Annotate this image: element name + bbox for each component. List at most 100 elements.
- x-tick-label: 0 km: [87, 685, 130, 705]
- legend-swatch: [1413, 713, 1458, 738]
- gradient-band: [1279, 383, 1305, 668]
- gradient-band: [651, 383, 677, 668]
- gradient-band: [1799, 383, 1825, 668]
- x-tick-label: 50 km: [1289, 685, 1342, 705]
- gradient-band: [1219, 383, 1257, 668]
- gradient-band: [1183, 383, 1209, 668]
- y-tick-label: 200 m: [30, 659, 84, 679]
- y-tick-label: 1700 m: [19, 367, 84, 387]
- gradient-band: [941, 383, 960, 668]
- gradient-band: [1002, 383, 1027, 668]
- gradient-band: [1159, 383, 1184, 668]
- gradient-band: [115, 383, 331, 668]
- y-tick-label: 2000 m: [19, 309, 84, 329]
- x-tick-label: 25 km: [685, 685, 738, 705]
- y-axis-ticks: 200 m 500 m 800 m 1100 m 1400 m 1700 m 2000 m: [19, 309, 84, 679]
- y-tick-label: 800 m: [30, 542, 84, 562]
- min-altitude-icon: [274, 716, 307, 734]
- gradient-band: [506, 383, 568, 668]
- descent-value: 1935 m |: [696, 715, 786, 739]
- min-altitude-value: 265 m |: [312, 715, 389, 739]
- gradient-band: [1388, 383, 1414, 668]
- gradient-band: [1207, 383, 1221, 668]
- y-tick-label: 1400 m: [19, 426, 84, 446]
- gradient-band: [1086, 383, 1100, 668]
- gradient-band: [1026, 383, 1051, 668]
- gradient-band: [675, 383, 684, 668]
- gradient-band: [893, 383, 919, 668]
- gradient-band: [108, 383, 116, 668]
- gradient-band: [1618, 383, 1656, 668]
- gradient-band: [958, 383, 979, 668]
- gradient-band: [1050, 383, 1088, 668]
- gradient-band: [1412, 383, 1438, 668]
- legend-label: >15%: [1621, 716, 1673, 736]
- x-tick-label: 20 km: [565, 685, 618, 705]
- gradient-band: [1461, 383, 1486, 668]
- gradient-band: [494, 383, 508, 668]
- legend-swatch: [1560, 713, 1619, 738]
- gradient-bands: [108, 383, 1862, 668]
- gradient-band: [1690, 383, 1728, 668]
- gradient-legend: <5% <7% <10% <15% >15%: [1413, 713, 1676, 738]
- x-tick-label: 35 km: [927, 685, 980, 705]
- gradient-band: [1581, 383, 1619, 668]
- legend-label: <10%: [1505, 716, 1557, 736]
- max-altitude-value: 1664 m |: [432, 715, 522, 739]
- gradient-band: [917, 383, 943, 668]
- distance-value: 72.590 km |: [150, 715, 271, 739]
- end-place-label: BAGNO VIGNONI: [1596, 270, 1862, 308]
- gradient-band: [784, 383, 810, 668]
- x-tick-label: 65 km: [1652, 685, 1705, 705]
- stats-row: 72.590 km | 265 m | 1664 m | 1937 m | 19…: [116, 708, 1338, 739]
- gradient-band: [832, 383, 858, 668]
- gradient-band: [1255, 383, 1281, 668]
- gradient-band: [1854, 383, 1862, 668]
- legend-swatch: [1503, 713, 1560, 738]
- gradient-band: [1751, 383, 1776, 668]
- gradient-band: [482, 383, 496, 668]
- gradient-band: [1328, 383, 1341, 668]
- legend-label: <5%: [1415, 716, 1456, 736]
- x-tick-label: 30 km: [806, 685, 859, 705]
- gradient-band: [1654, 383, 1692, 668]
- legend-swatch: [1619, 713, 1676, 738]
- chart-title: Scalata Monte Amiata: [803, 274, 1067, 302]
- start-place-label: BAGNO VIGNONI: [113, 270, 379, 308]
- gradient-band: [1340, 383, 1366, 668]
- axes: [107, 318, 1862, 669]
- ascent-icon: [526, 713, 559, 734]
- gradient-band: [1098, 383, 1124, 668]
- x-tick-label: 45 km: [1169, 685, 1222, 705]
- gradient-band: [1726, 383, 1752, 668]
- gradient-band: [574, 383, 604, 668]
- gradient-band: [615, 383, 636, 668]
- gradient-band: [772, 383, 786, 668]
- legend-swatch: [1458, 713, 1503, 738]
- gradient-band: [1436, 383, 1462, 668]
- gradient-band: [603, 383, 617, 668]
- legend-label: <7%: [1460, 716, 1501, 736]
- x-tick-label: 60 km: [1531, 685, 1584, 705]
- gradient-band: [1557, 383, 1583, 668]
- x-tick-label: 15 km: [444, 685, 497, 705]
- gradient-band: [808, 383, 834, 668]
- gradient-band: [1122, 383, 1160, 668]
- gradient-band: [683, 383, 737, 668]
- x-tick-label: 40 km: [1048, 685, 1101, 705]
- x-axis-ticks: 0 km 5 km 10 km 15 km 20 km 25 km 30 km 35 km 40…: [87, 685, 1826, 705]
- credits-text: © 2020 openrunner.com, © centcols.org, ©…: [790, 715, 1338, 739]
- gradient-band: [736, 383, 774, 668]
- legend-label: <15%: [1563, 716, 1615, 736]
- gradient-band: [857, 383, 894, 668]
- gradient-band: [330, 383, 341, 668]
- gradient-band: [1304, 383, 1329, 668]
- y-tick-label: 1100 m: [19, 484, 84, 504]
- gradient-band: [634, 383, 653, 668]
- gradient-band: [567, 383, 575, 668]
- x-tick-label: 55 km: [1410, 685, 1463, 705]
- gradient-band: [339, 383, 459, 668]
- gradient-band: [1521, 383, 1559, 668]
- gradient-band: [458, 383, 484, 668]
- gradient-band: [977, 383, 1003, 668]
● ● ● ● ●
Set out all the rows above as a numbered list, skipping any blank lines.

> [Right answer]
1. Annotate this image: element name + bbox for each component. List at most 100 elements.
2. - x-tick-label: 0 km: [87, 685, 130, 705]
3. - legend-swatch: [1413, 713, 1458, 738]
4. - gradient-band: [1279, 383, 1305, 668]
5. - gradient-band: [651, 383, 677, 668]
6. - gradient-band: [1799, 383, 1825, 668]
7. - x-tick-label: 50 km: [1289, 685, 1342, 705]
8. - gradient-band: [1219, 383, 1257, 668]
9. - gradient-band: [1183, 383, 1209, 668]
10. - y-tick-label: 200 m: [30, 659, 84, 679]
11. - y-tick-label: 1700 m: [19, 367, 84, 387]
12. - gradient-band: [941, 383, 960, 668]
13. - gradient-band: [1002, 383, 1027, 668]
14. - gradient-band: [1159, 383, 1184, 668]
15. - gradient-band: [115, 383, 331, 668]
16. - y-tick-label: 2000 m: [19, 309, 84, 329]
17. - x-tick-label: 25 km: [685, 685, 738, 705]
18. - y-axis-ticks: 200 m 500 m 800 m 1100 m 1400 m 1700 m 2000 m: [19, 309, 84, 679]
19. - y-tick-label: 800 m: [30, 542, 84, 562]
20. - min-altitude-icon: [274, 716, 307, 734]
21. - gradient-band: [506, 383, 568, 668]
22. - descent-value: 1935 m |: [696, 715, 786, 739]
23. - min-altitude-value: 265 m |: [312, 715, 389, 739]
24. - gradient-band: [1388, 383, 1414, 668]
25. - gradient-band: [1207, 383, 1221, 668]
26. - y-tick-label: 1400 m: [19, 426, 84, 446]
27. - gradient-band: [1086, 383, 1100, 668]
28. - gradient-band: [1026, 383, 1051, 668]
29. - gradient-band: [675, 383, 684, 668]
30. - gradient-band: [893, 383, 919, 668]
31. - gradient-band: [108, 383, 116, 668]
32. - gradient-band: [1618, 383, 1656, 668]
33. - gradient-band: [958, 383, 979, 668]
34. - gradient-band: [1050, 383, 1088, 668]
35. - gradient-band: [1412, 383, 1438, 668]
36. - legend-label: >15%: [1621, 716, 1673, 736]
37. - x-tick-label: 20 km: [565, 685, 618, 705]
38. - gradient-band: [1461, 383, 1486, 668]
39. - gradient-band: [494, 383, 508, 668]
40. - legend-swatch: [1560, 713, 1619, 738]
41. - gradient-bands: [108, 383, 1862, 668]
42. - gradient-band: [1690, 383, 1728, 668]
43. - gradient-legend: <5% <7% <10% <15% >15%: [1413, 713, 1676, 738]
44. - x-tick-label: 35 km: [927, 685, 980, 705]
45. - gradient-band: [1581, 383, 1619, 668]
46. - legend-label: <10%: [1505, 716, 1557, 736]
47. - max-altitude-value: 1664 m |: [432, 715, 522, 739]
48. - gradient-band: [917, 383, 943, 668]
49. - distance-value: 72.590 km |: [150, 715, 271, 739]
50. - end-place-label: BAGNO VIGNONI: [1596, 270, 1862, 308]
51. - gradient-band: [784, 383, 810, 668]
52. - x-tick-label: 65 km: [1652, 685, 1705, 705]
53. - stats-row: 72.590 km | 265 m | 1664 m | 1937 m | 19…: [116, 708, 1338, 739]
54. - gradient-band: [832, 383, 858, 668]
55. - gradient-band: [1255, 383, 1281, 668]
56. - gradient-band: [1854, 383, 1862, 668]
57. - legend-swatch: [1503, 713, 1560, 738]
58. - gradient-band: [1751, 383, 1776, 668]
59. - gradient-band: [482, 383, 496, 668]
60. - gradient-band: [1328, 383, 1341, 668]
61. - legend-label: <5%: [1415, 716, 1456, 736]
62. - x-tick-label: 30 km: [806, 685, 859, 705]
63. - gradient-band: [1654, 383, 1692, 668]
64. - legend-swatch: [1619, 713, 1676, 738]
65. - chart-title: Scalata Monte Amiata: [803, 274, 1067, 302]
66. - start-place-label: BAGNO VIGNONI: [113, 270, 379, 308]
67. - gradient-band: [1340, 383, 1366, 668]
68. - axes: [107, 318, 1862, 669]
69. - ascent-icon: [526, 713, 559, 734]
70. - gradient-band: [1098, 383, 1124, 668]
71. - x-tick-label: 45 km: [1169, 685, 1222, 705]
72. - gradient-band: [1726, 383, 1752, 668]
73. - gradient-band: [574, 383, 604, 668]
74. - gradient-band: [615, 383, 636, 668]
75. - gradient-band: [772, 383, 786, 668]
76. - legend-swatch: [1458, 713, 1503, 738]
77. - gradient-band: [1436, 383, 1462, 668]
78. - gradient-band: [603, 383, 617, 668]
79. - legend-label: <7%: [1460, 716, 1501, 736]
80. - x-tick-label: 60 km: [1531, 685, 1584, 705]
81. - gradient-band: [1557, 383, 1583, 668]
82. - x-tick-label: 15 km: [444, 685, 497, 705]
83. - gradient-band: [808, 383, 834, 668]
84. - gradient-band: [1122, 383, 1160, 668]
85. - gradient-band: [683, 383, 737, 668]
86. - x-tick-label: 40 km: [1048, 685, 1101, 705]
87. - x-axis-ticks: 0 km 5 km 10 km 15 km 20 km 25 km 30 km 35 km 40…: [87, 685, 1826, 705]
88. - credits-text: © 2020 openrunner.com, © centcols.org, ©…: [790, 715, 1338, 739]
89. - gradient-band: [736, 383, 774, 668]
90. - legend-label: <15%: [1563, 716, 1615, 736]
91. - gradient-band: [857, 383, 894, 668]
92. - gradient-band: [330, 383, 341, 668]
93. - gradient-band: [1304, 383, 1329, 668]
94. - y-tick-label: 1100 m: [19, 484, 84, 504]
95. - gradient-band: [634, 383, 653, 668]
96. - gradient-band: [567, 383, 575, 668]
97. - x-tick-label: 55 km: [1410, 685, 1463, 705]
98. - gradient-band: [339, 383, 459, 668]
99. - gradient-band: [1521, 383, 1559, 668]
100. - gradient-band: [458, 383, 484, 668]
101. - gradient-band: [977, 383, 1003, 668]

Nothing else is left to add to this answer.